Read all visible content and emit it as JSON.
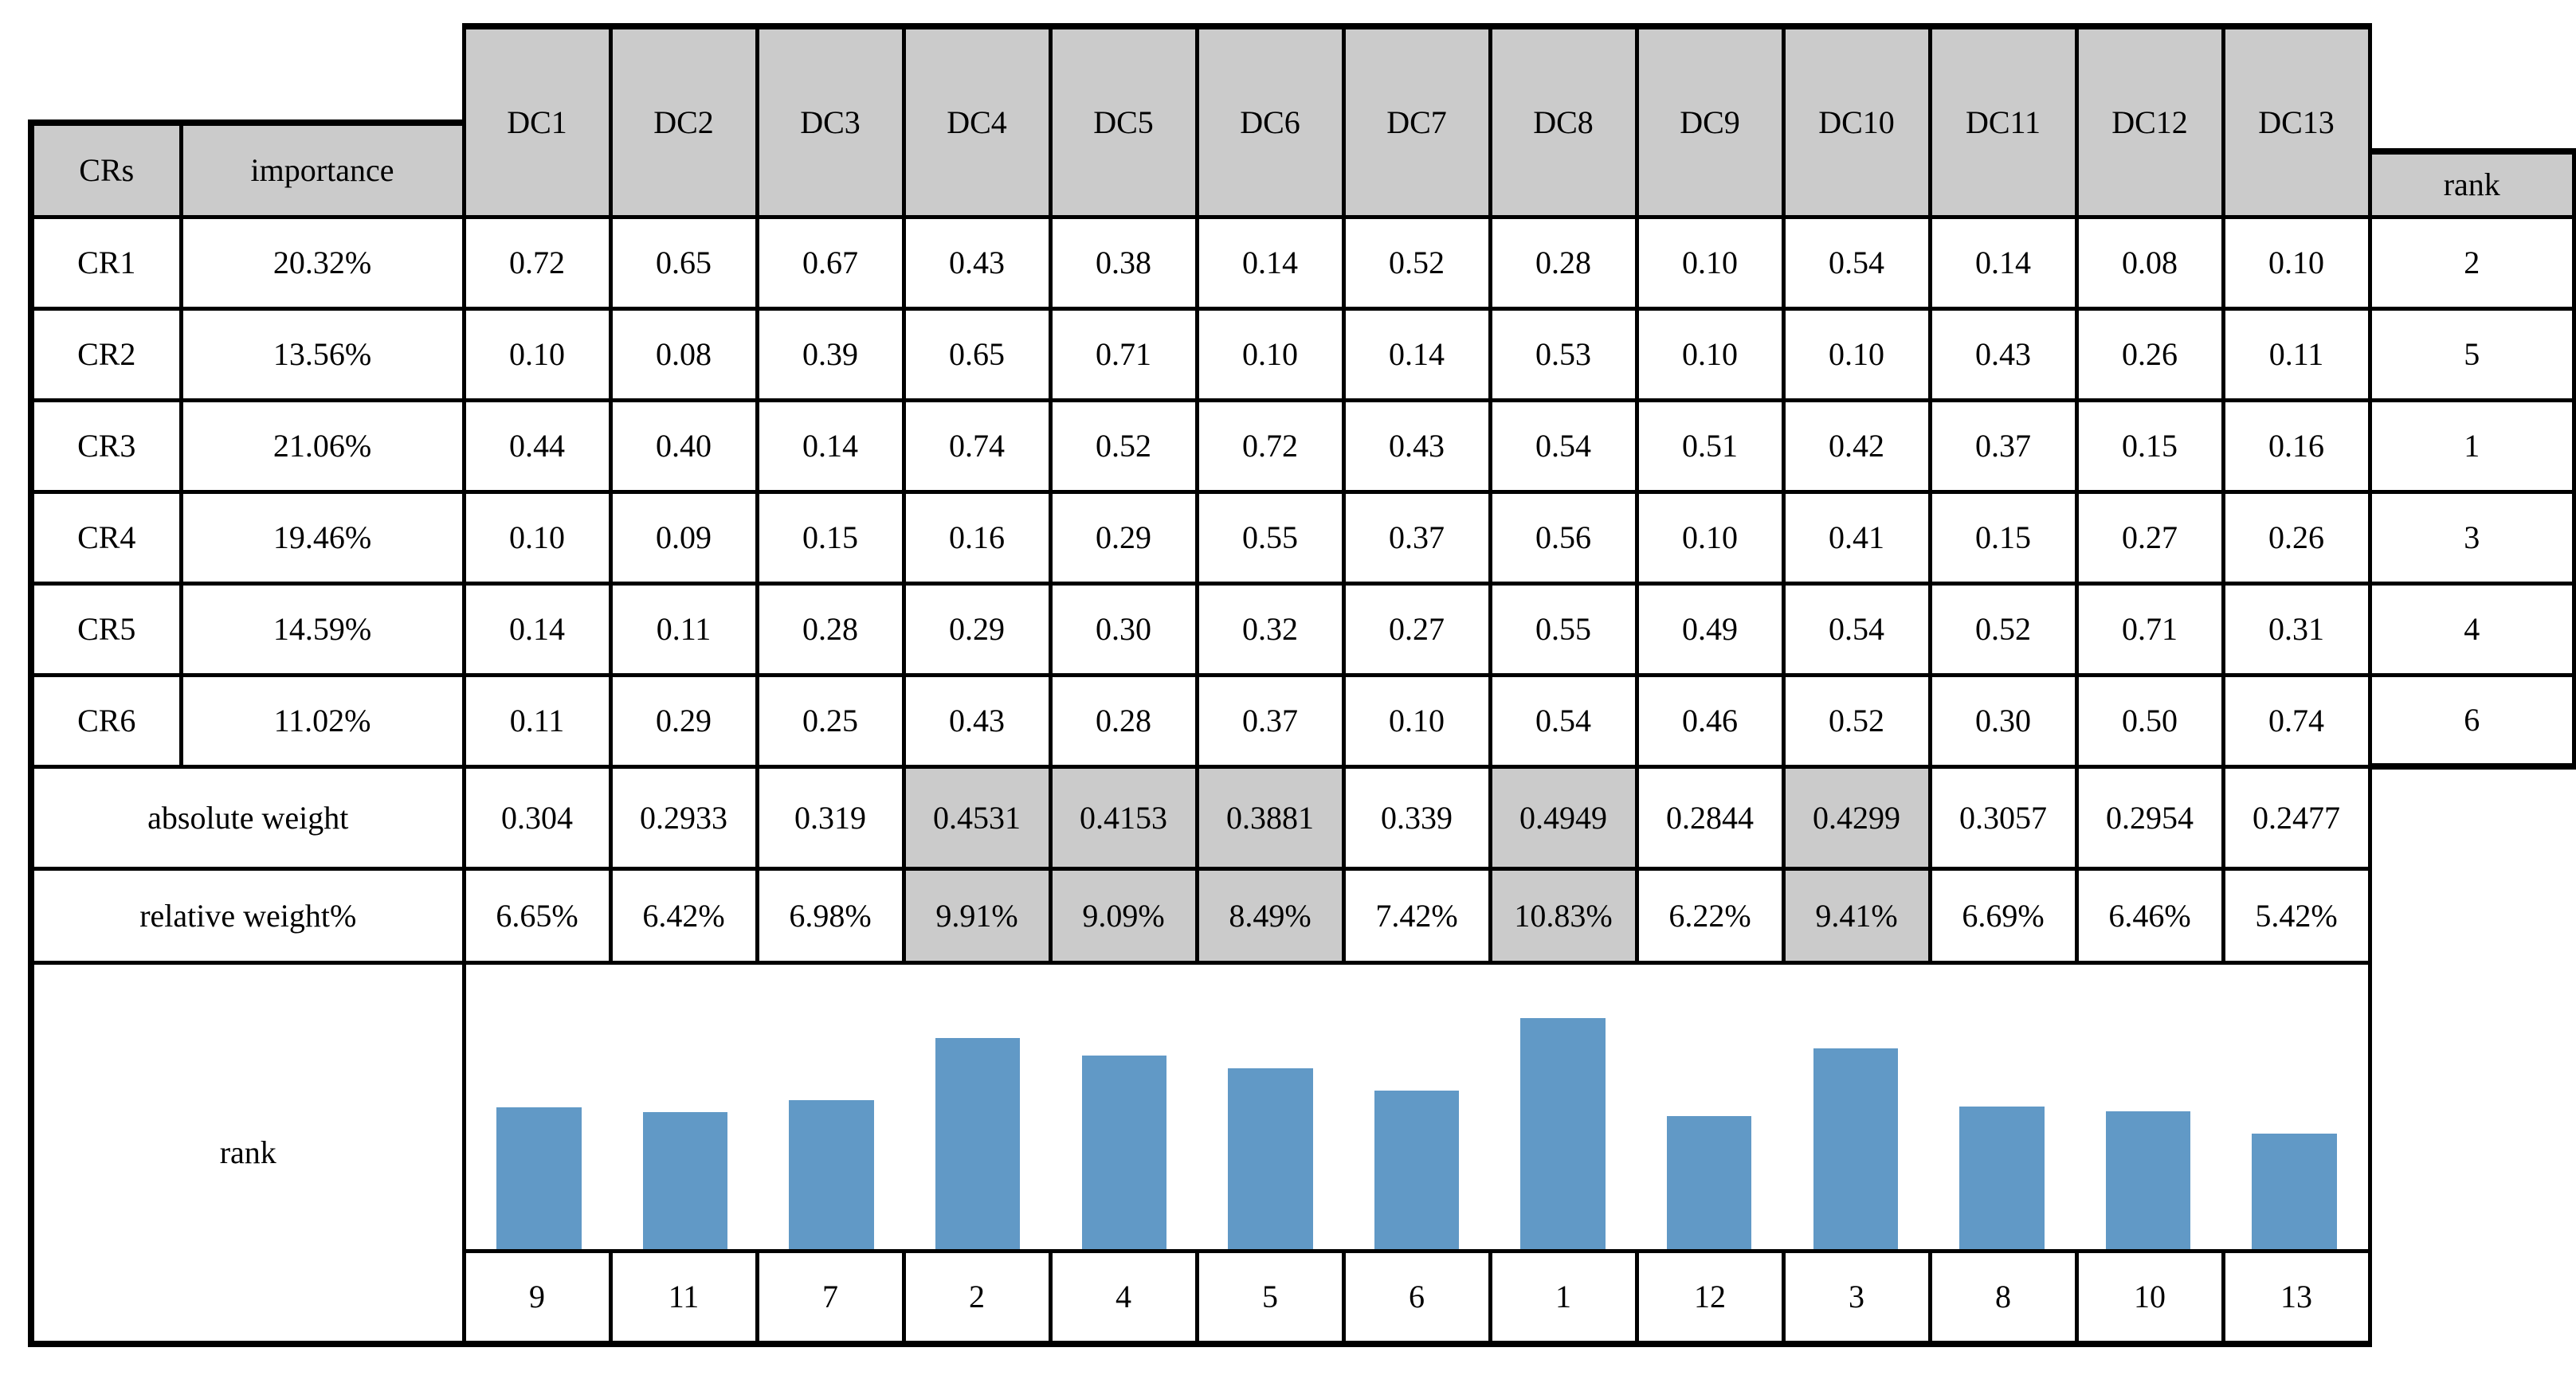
{
  "table": {
    "corner": {
      "crs": "CRs",
      "importance": "importance",
      "rank": "rank"
    },
    "dc_columns": [
      "DC1",
      "DC2",
      "DC3",
      "DC4",
      "DC5",
      "DC6",
      "DC7",
      "DC8",
      "DC9",
      "DC10",
      "DC11",
      "DC12",
      "DC13"
    ],
    "cr_rows": [
      {
        "label": "CR1",
        "importance": "20.32%",
        "values": [
          "0.72",
          "0.65",
          "0.67",
          "0.43",
          "0.38",
          "0.14",
          "0.52",
          "0.28",
          "0.10",
          "0.54",
          "0.14",
          "0.08",
          "0.10"
        ],
        "rank": "2"
      },
      {
        "label": "CR2",
        "importance": "13.56%",
        "values": [
          "0.10",
          "0.08",
          "0.39",
          "0.65",
          "0.71",
          "0.10",
          "0.14",
          "0.53",
          "0.10",
          "0.10",
          "0.43",
          "0.26",
          "0.11"
        ],
        "rank": "5"
      },
      {
        "label": "CR3",
        "importance": "21.06%",
        "values": [
          "0.44",
          "0.40",
          "0.14",
          "0.74",
          "0.52",
          "0.72",
          "0.43",
          "0.54",
          "0.51",
          "0.42",
          "0.37",
          "0.15",
          "0.16"
        ],
        "rank": "1"
      },
      {
        "label": "CR4",
        "importance": "19.46%",
        "values": [
          "0.10",
          "0.09",
          "0.15",
          "0.16",
          "0.29",
          "0.55",
          "0.37",
          "0.56",
          "0.10",
          "0.41",
          "0.15",
          "0.27",
          "0.26"
        ],
        "rank": "3"
      },
      {
        "label": "CR5",
        "importance": "14.59%",
        "values": [
          "0.14",
          "0.11",
          "0.28",
          "0.29",
          "0.30",
          "0.32",
          "0.27",
          "0.55",
          "0.49",
          "0.54",
          "0.52",
          "0.71",
          "0.31"
        ],
        "rank": "4"
      },
      {
        "label": "CR6",
        "importance": "11.02%",
        "values": [
          "0.11",
          "0.29",
          "0.25",
          "0.43",
          "0.28",
          "0.37",
          "0.10",
          "0.54",
          "0.46",
          "0.52",
          "0.30",
          "0.50",
          "0.74"
        ],
        "rank": "6"
      }
    ],
    "absolute_weight": {
      "label": "absolute weight",
      "values": [
        "0.304",
        "0.2933",
        "0.319",
        "0.4531",
        "0.4153",
        "0.3881",
        "0.339",
        "0.4949",
        "0.2844",
        "0.4299",
        "0.3057",
        "0.2954",
        "0.2477"
      ],
      "highlighted": [
        3,
        4,
        5,
        7,
        9
      ]
    },
    "relative_weight": {
      "label": "relative weight%",
      "values": [
        "6.65%",
        "6.42%",
        "6.98%",
        "9.91%",
        "9.09%",
        "8.49%",
        "7.42%",
        "10.83%",
        "6.22%",
        "9.41%",
        "6.69%",
        "6.46%",
        "5.42%"
      ],
      "highlighted": [
        3,
        4,
        5,
        7,
        9
      ]
    },
    "rank_row": {
      "label": "rank",
      "values": [
        "9",
        "11",
        "7",
        "2",
        "4",
        "5",
        "6",
        "1",
        "12",
        "3",
        "8",
        "10",
        "13"
      ]
    }
  },
  "chart_data": {
    "type": "bar",
    "categories": [
      "DC1",
      "DC2",
      "DC3",
      "DC4",
      "DC5",
      "DC6",
      "DC7",
      "DC8",
      "DC9",
      "DC10",
      "DC11",
      "DC12",
      "DC13"
    ],
    "values": [
      6.65,
      6.42,
      6.98,
      9.91,
      9.09,
      8.49,
      7.42,
      10.83,
      6.22,
      9.41,
      6.69,
      6.46,
      5.42
    ],
    "series_name": "relative weight%",
    "title": "",
    "xlabel": "",
    "ylabel": "relative weight%",
    "ylim": [
      0,
      12
    ],
    "grid": false,
    "legend": false,
    "bar_color": "#6199c6"
  },
  "colors": {
    "header_bg": "#cbcbcb",
    "highlight_bg": "#cbcbcb",
    "bar": "#6199c6",
    "border": "#000000"
  }
}
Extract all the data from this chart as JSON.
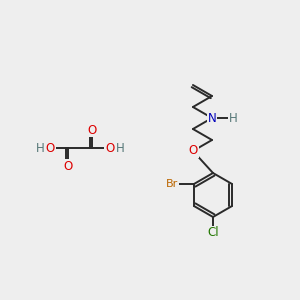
{
  "bg_color": "#eeeeee",
  "bond_color": "#2a2a2a",
  "bond_width": 1.4,
  "atom_colors": {
    "O": "#dd0000",
    "N": "#0000bb",
    "Br": "#bb6600",
    "Cl": "#227700",
    "H": "#557777",
    "C": "#2a2a2a"
  },
  "font_size": 8.5,
  "fig_width": 3.0,
  "fig_height": 3.0,
  "dpi": 100
}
------------
→ **Problem statement**
Pictures in the records must not appear in the copy; transcribe everything else precisely.

→ **The result**
Read all visible content and emit it as JSON.
{
  "table": {
    "corner": {
      "crs": "CRs",
      "importance": "importance",
      "rank": "rank"
    },
    "dc_columns": [
      "DC1",
      "DC2",
      "DC3",
      "DC4",
      "DC5",
      "DC6",
      "DC7",
      "DC8",
      "DC9",
      "DC10",
      "DC11",
      "DC12",
      "DC13"
    ],
    "cr_rows": [
      {
        "label": "CR1",
        "importance": "20.32%",
        "values": [
          "0.72",
          "0.65",
          "0.67",
          "0.43",
          "0.38",
          "0.14",
          "0.52",
          "0.28",
          "0.10",
          "0.54",
          "0.14",
          "0.08",
          "0.10"
        ],
        "rank": "2"
      },
      {
        "label": "CR2",
        "importance": "13.56%",
        "values": [
          "0.10",
          "0.08",
          "0.39",
          "0.65",
          "0.71",
          "0.10",
          "0.14",
          "0.53",
          "0.10",
          "0.10",
          "0.43",
          "0.26",
          "0.11"
        ],
        "rank": "5"
      },
      {
        "label": "CR3",
        "importance": "21.06%",
        "values": [
          "0.44",
          "0.40",
          "0.14",
          "0.74",
          "0.52",
          "0.72",
          "0.43",
          "0.54",
          "0.51",
          "0.42",
          "0.37",
          "0.15",
          "0.16"
        ],
        "rank": "1"
      },
      {
        "label": "CR4",
        "importance": "19.46%",
        "values": [
          "0.10",
          "0.09",
          "0.15",
          "0.16",
          "0.29",
          "0.55",
          "0.37",
          "0.56",
          "0.10",
          "0.41",
          "0.15",
          "0.27",
          "0.26"
        ],
        "rank": "3"
      },
      {
        "label": "CR5",
        "importance": "14.59%",
        "values": [
          "0.14",
          "0.11",
          "0.28",
          "0.29",
          "0.30",
          "0.32",
          "0.27",
          "0.55",
          "0.49",
          "0.54",
          "0.52",
          "0.71",
          "0.31"
        ],
        "rank": "4"
      },
      {
        "label": "CR6",
        "importance": "11.02%",
        "values": [
          "0.11",
          "0.29",
          "0.25",
          "0.43",
          "0.28",
          "0.37",
          "0.10",
          "0.54",
          "0.46",
          "0.52",
          "0.30",
          "0.50",
          "0.74"
        ],
        "rank": "6"
      }
    ],
    "absolute_weight": {
      "label": "absolute weight",
      "values": [
        "0.304",
        "0.2933",
        "0.319",
        "0.4531",
        "0.4153",
        "0.3881",
        "0.339",
        "0.4949",
        "0.2844",
        "0.4299",
        "0.3057",
        "0.2954",
        "0.2477"
      ],
      "highlighted": [
        3,
        4,
        5,
        7,
        9
      ]
    },
    "relative_weight": {
      "label": "relative weight%",
      "values": [
        "6.65%",
        "6.42%",
        "6.98%",
        "9.91%",
        "9.09%",
        "8.49%",
        "7.42%",
        "10.83%",
        "6.22%",
        "9.41%",
        "6.69%",
        "6.46%",
        "5.42%"
      ],
      "highlighted": [
        3,
        4,
        5,
        7,
        9
      ]
    },
    "rank_row": {
      "label": "rank",
      "values": [
        "9",
        "11",
        "7",
        "2",
        "4",
        "5",
        "6",
        "1",
        "12",
        "3",
        "8",
        "10",
        "13"
      ]
    }
  },
  "chart_data": {
    "type": "bar",
    "categories": [
      "DC1",
      "DC2",
      "DC3",
      "DC4",
      "DC5",
      "DC6",
      "DC7",
      "DC8",
      "DC9",
      "DC10",
      "DC11",
      "DC12",
      "DC13"
    ],
    "values": [
      6.65,
      6.42,
      6.98,
      9.91,
      9.09,
      8.49,
      7.42,
      10.83,
      6.22,
      9.41,
      6.69,
      6.46,
      5.42
    ],
    "series_name": "relative weight%",
    "title": "",
    "xlabel": "",
    "ylabel": "relative weight%",
    "ylim": [
      0,
      12
    ],
    "grid": false,
    "legend": false,
    "bar_color": "#6199c6"
  },
  "colors": {
    "header_bg": "#cbcbcb",
    "highlight_bg": "#cbcbcb",
    "bar": "#6199c6",
    "border": "#000000"
  }
}
Extract all the data from this chart as JSON.
{
  "bg_color": "#eeeeee",
  "bond_color": "#2a2a2a",
  "bond_width": 1.4,
  "atom_colors": {
    "O": "#dd0000",
    "N": "#0000bb",
    "Br": "#bb6600",
    "Cl": "#227700",
    "H": "#557777",
    "C": "#2a2a2a"
  },
  "font_size": 8.5,
  "fig_width": 3.0,
  "fig_height": 3.0,
  "dpi": 100
}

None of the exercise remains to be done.